The exercise
From the listing below, count the lines where the string "Week" occurs. Give the number, with no other words.

Dataset items:
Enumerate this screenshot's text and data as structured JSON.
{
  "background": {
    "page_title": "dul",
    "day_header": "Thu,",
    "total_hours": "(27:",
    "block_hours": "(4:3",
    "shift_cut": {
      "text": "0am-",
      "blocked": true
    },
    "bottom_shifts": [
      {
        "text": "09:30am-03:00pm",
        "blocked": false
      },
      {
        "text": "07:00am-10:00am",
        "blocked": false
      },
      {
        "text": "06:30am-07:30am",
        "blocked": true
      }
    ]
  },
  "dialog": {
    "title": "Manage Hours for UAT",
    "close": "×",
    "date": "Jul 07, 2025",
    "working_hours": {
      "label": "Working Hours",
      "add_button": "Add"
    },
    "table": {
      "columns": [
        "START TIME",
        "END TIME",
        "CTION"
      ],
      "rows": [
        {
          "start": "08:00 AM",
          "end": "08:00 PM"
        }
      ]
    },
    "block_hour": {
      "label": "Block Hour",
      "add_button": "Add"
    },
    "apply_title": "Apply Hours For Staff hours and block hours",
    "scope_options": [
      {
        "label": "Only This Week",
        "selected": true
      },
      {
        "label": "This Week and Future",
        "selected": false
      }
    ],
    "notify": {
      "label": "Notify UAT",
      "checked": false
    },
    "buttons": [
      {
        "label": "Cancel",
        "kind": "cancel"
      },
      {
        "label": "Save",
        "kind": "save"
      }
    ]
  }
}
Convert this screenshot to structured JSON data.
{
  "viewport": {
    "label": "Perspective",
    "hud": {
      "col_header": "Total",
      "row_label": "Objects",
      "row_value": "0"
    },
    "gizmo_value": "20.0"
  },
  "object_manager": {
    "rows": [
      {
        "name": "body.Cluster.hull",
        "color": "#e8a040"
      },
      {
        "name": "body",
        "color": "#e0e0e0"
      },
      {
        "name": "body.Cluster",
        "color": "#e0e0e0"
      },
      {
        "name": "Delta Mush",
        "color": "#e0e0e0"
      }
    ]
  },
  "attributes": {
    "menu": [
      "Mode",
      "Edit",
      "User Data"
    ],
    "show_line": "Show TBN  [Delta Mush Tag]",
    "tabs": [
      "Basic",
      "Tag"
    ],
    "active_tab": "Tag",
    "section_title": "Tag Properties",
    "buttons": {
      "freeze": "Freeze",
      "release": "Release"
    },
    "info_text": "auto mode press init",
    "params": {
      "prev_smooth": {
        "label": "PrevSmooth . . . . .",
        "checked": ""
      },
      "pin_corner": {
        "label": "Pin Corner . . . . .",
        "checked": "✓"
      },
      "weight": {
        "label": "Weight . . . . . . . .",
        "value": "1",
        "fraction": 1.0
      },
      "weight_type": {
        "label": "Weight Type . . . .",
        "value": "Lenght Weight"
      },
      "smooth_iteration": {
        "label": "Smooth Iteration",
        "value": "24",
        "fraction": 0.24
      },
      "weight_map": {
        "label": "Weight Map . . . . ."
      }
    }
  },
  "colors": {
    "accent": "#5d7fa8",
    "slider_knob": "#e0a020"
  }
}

Response to the task
2